OBJECTIVE: Whenever a line below holds the word "baidu", copy that line.
## BEGIN DATA SHOWN
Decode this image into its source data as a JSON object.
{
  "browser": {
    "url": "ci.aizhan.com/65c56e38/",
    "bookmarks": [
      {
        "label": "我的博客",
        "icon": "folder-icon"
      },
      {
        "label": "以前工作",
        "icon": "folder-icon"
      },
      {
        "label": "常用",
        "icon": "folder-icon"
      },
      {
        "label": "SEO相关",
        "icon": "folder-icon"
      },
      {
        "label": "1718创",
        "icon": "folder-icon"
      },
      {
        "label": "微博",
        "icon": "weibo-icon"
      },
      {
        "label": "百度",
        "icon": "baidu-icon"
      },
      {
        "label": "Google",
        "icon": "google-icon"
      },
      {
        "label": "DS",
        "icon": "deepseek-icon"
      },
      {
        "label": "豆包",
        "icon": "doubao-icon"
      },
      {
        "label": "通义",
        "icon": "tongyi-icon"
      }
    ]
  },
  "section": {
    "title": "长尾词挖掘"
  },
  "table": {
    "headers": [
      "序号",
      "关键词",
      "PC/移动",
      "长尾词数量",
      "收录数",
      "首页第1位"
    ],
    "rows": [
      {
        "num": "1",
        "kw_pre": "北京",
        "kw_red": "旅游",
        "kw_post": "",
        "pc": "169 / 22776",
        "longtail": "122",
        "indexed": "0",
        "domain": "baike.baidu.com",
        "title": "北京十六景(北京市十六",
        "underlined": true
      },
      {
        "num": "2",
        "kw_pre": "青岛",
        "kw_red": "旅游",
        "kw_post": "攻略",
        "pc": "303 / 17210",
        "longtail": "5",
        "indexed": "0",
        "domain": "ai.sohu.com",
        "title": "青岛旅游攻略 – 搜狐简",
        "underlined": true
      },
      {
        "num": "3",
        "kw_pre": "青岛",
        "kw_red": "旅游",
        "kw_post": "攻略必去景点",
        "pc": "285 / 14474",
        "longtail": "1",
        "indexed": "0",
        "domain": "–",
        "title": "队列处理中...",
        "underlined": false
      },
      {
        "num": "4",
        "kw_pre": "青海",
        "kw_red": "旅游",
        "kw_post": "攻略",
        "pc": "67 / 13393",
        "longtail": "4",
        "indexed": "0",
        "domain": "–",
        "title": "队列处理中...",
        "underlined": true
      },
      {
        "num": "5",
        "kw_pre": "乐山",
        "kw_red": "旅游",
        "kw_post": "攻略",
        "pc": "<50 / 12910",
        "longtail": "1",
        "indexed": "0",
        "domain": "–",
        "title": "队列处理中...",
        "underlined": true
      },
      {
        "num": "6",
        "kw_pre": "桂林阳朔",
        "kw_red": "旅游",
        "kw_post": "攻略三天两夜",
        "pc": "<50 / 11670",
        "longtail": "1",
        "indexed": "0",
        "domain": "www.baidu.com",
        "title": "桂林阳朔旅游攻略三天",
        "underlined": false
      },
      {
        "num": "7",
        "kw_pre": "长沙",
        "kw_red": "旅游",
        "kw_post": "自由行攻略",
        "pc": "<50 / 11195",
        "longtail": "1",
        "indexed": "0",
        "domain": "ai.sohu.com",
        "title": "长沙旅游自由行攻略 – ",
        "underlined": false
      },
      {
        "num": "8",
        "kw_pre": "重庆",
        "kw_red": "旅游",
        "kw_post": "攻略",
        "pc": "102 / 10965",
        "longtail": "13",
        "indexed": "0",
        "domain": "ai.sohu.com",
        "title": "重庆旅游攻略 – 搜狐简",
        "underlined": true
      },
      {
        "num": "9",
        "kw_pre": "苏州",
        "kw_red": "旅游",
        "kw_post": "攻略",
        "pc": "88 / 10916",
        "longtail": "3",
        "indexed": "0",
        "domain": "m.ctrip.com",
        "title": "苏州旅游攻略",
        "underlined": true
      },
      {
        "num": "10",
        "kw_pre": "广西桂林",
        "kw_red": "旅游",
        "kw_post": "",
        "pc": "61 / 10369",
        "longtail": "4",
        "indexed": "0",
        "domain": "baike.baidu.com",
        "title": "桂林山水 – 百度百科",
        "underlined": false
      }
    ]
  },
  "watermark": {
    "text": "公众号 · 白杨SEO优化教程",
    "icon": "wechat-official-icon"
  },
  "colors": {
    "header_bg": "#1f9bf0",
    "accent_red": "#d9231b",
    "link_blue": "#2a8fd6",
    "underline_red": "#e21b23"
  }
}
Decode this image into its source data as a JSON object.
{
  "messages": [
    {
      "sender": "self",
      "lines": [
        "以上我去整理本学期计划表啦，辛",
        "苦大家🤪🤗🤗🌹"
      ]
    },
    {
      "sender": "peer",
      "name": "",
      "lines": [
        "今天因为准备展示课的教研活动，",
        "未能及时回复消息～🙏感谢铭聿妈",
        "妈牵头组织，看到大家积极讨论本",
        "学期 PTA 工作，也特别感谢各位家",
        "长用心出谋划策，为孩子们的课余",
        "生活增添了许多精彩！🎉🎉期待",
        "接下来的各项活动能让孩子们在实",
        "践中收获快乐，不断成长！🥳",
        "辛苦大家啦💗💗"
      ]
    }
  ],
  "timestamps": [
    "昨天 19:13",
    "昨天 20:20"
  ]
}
## END DATA SHOWN
WRITTEN SOLUTION:
        "icon": "baidu-icon"
        "domain": "baike.baidu.com",
        "domain": "www.baidu.com",
        "domain": "baike.baidu.com",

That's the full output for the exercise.